Data records
►

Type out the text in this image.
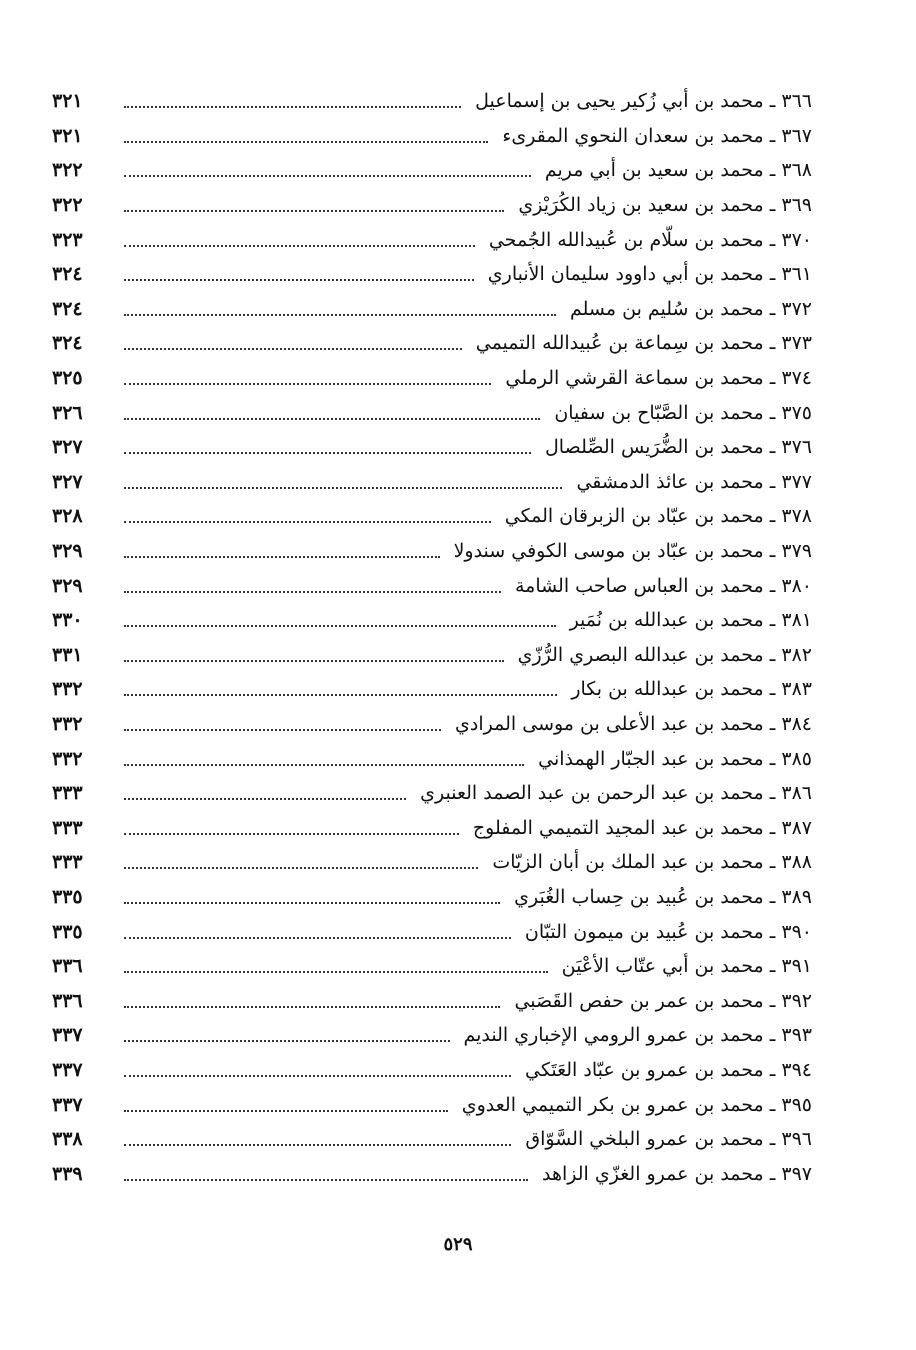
٣٦٦ ـ محمد بن أبي زُكير يحيى بن إسماعيل
٣٢١
٣٦٧ ـ محمد بن سعدان النحوي المقرىء
٣٢١
٣٦٨ ـ محمد بن سعيد بن أبي مريم
٣٢٢
٣٦٩ ـ محمد بن سعيد بن زياد الكُرَيْزي
٣٢٢
٣٧٠ ـ محمد بن سلّام بن عُبيدالله الجُمحي
٣٢٣
٣٦١ ـ محمد بن أبي داوود سليمان الأنباري
٣٢٤
٣٧٢ ـ محمد بن سُليم بن مسلم
٣٢٤
٣٧٣ ـ محمد بن سِماعة بن عُبيدالله التميمي
٣٢٤
٣٧٤ ـ محمد بن سماعة القرشي الرملي
٣٢٥
٣٧٥ ـ محمد بن الصَّبّاح بن سفيان
٣٢٦
٣٧٦ ـ محمد بن الضُّرَيس الصِّلصال
٣٢٧
٣٧٧ ـ محمد بن عائذ الدمشقي
٣٢٧
٣٧٨ ـ محمد بن عبّاد بن الزبرقان المكي
٣٢٨
٣٧٩ ـ محمد بن عبّاد بن موسى الكوفي سندولا
٣٢٩
٣٨٠ ـ محمد بن العباس صاحب الشامة
٣٢٩
٣٨١ ـ محمد بن عبدالله بن نُمَير
٣٣٠
٣٨٢ ـ محمد بن عبدالله البصري الرُّزّي
٣٣١
٣٨٣ ـ محمد بن عبدالله بن بكار
٣٣٢
٣٨٤ ـ محمد بن عبد الأعلى بن موسى المرادي
٣٣٢
٣٨٥ ـ محمد بن عبد الجبّار الهمذاني
٣٣٢
٣٨٦ ـ محمد بن عبد الرحمن بن عبد الصمد العنبري
٣٣٣
٣٨٧ ـ محمد بن عبد المجيد التميمي المفلوج
٣٣٣
٣٨٨ ـ محمد بن عبد الملك بن أبان الزيّات
٣٣٣
٣٨٩ ـ محمد بن عُبيد بن حِساب الغُبَري
٣٣٥
٣٩٠ ـ محمد بن عُبيد بن ميمون التبّان
٣٣٥
٣٩١ ـ محمد بن أبي عتّاب الأعْيَن
٣٣٦
٣٩٢ ـ محمد بن عمر بن حفص القَصَبي
٣٣٦
٣٩٣ ـ محمد بن عمرو الرومي الإخباري النديم
٣٣٧
٣٩٤ ـ محمد بن عمرو بن عبّاد العَتَكي
٣٣٧
٣٩٥ ـ محمد بن عمرو بن بكر التميمي العدوي
٣٣٧
٣٩٦ ـ محمد بن عمرو البلخي السَّوّاق
٣٣٨
٣٩٧ ـ محمد بن عمرو الغزّي الزاهد
٣٣٩
٥٢٩
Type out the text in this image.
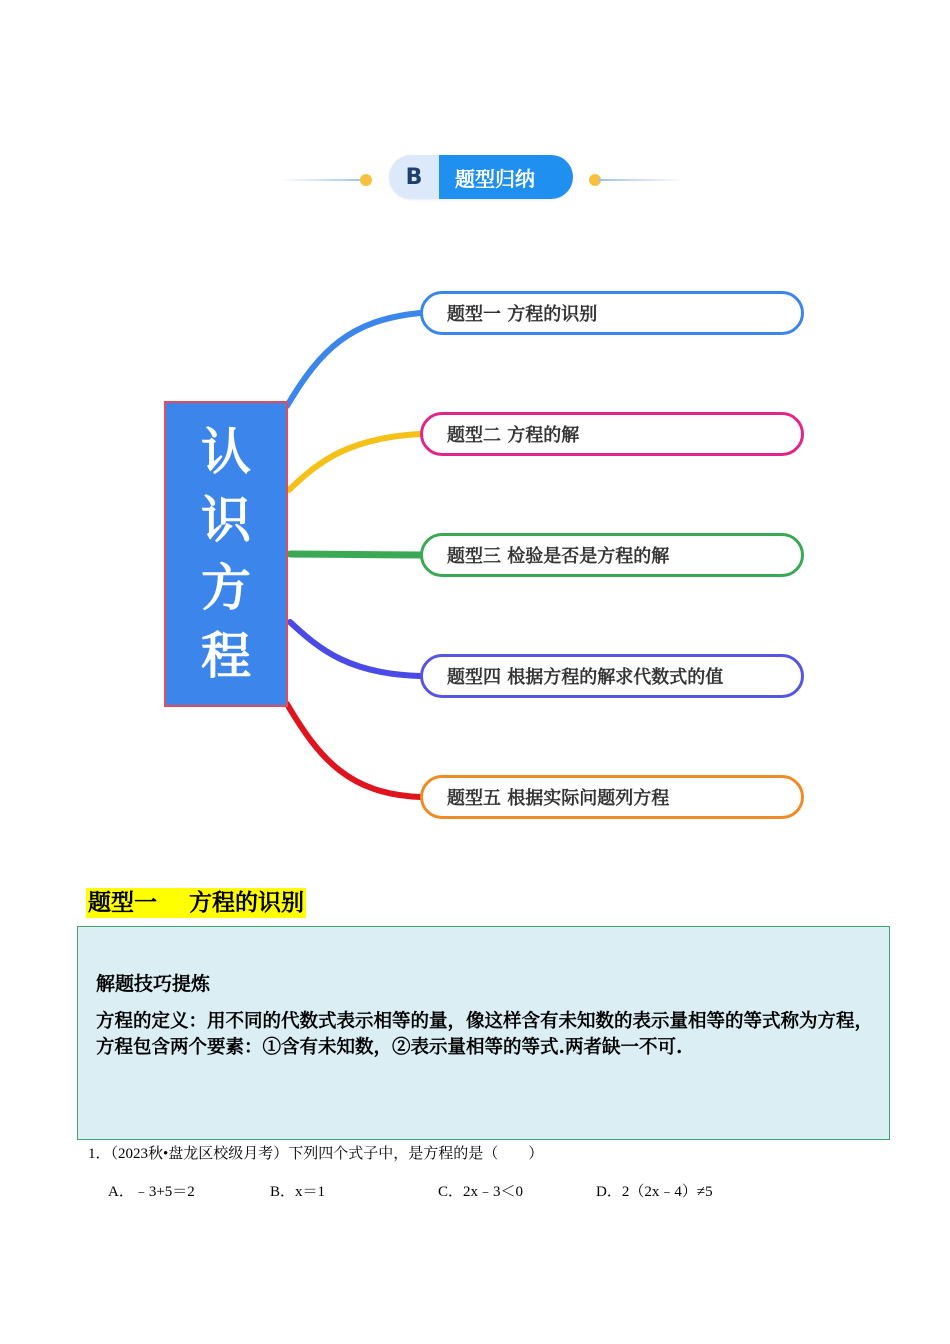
B	题型归纳
认识方程
题型一 方程的识别
题型二 方程的解
题型三 检验是否是方程的解
题型四 根据方程的解求代数式的值
题型五 根据实际问题列方程
题型一    方程的识别
解题技巧提炼
方程的定义：用不同的代数式表示相等的量，像这样含有未知数的表示量相等的等式称为方程，方程包含两个要素：①含有未知数，②表示量相等的等式.两者缺一不可.
1．（2023秋•盘龙区校级月考）下列四个式子中，是方程的是（　　）
A．﹣3+5＝2	B．x＝1	C．2x﹣3＜0	D．2（2x﹣4）≠5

◄

● Direction
Drop the images and repeat the data exactly.

● Final result
Type out the text in this image.
٣٦٦ ـ محمد بن أبي زُكير يحيى بن إسماعيل
٣٢١
٣٦٧ ـ محمد بن سعدان النحوي المقرىء
٣٢١
٣٦٨ ـ محمد بن سعيد بن أبي مريم
٣٢٢
٣٦٩ ـ محمد بن سعيد بن زياد الكُرَيْزي
٣٢٢
٣٧٠ ـ محمد بن سلّام بن عُبيدالله الجُمحي
٣٢٣
٣٦١ ـ محمد بن أبي داوود سليمان الأنباري
٣٢٤
٣٧٢ ـ محمد بن سُليم بن مسلم
٣٢٤
٣٧٣ ـ محمد بن سِماعة بن عُبيدالله التميمي
٣٢٤
٣٧٤ ـ محمد بن سماعة القرشي الرملي
٣٢٥
٣٧٥ ـ محمد بن الصَّبّاح بن سفيان
٣٢٦
٣٧٦ ـ محمد بن الضُّرَيس الصِّلصال
٣٢٧
٣٧٧ ـ محمد بن عائذ الدمشقي
٣٢٧
٣٧٨ ـ محمد بن عبّاد بن الزبرقان المكي
٣٢٨
٣٧٩ ـ محمد بن عبّاد بن موسى الكوفي سندولا
٣٢٩
٣٨٠ ـ محمد بن العباس صاحب الشامة
٣٢٩
٣٨١ ـ محمد بن عبدالله بن نُمَير
٣٣٠
٣٨٢ ـ محمد بن عبدالله البصري الرُّزّي
٣٣١
٣٨٣ ـ محمد بن عبدالله بن بكار
٣٣٢
٣٨٤ ـ محمد بن عبد الأعلى بن موسى المرادي
٣٣٢
٣٨٥ ـ محمد بن عبد الجبّار الهمذاني
٣٣٢
٣٨٦ ـ محمد بن عبد الرحمن بن عبد الصمد العنبري
٣٣٣
٣٨٧ ـ محمد بن عبد المجيد التميمي المفلوج
٣٣٣
٣٨٨ ـ محمد بن عبد الملك بن أبان الزيّات
٣٣٣
٣٨٩ ـ محمد بن عُبيد بن حِساب الغُبَري
٣٣٥
٣٩٠ ـ محمد بن عُبيد بن ميمون التبّان
٣٣٥
٣٩١ ـ محمد بن أبي عتّاب الأعْيَن
٣٣٦
٣٩٢ ـ محمد بن عمر بن حفص القَصَبي
٣٣٦
٣٩٣ ـ محمد بن عمرو الرومي الإخباري النديم
٣٣٧
٣٩٤ ـ محمد بن عمرو بن عبّاد العَتَكي
٣٣٧
٣٩٥ ـ محمد بن عمرو بن بكر التميمي العدوي
٣٣٧
٣٩٦ ـ محمد بن عمرو البلخي السَّوّاق
٣٣٨
٣٩٧ ـ محمد بن عمرو الغزّي الزاهد
٣٣٩
٥٢٩
Type out the text in this image.
B	题型归纳
认识方程
题型一 方程的识别
题型二 方程的解
题型三 检验是否是方程的解
题型四 根据方程的解求代数式的值
题型五 根据实际问题列方程
题型一    方程的识别
解题技巧提炼
方程的定义：用不同的代数式表示相等的量，像这样含有未知数的表示量相等的等式称为方程，方程包含两个要素：①含有未知数，②表示量相等的等式.两者缺一不可.
1．（2023秋•盘龙区校级月考）下列四个式子中，是方程的是（　　）
A．﹣3+5＝2	B．x＝1	C．2x﹣3＜0	D．2（2x﹣4）≠5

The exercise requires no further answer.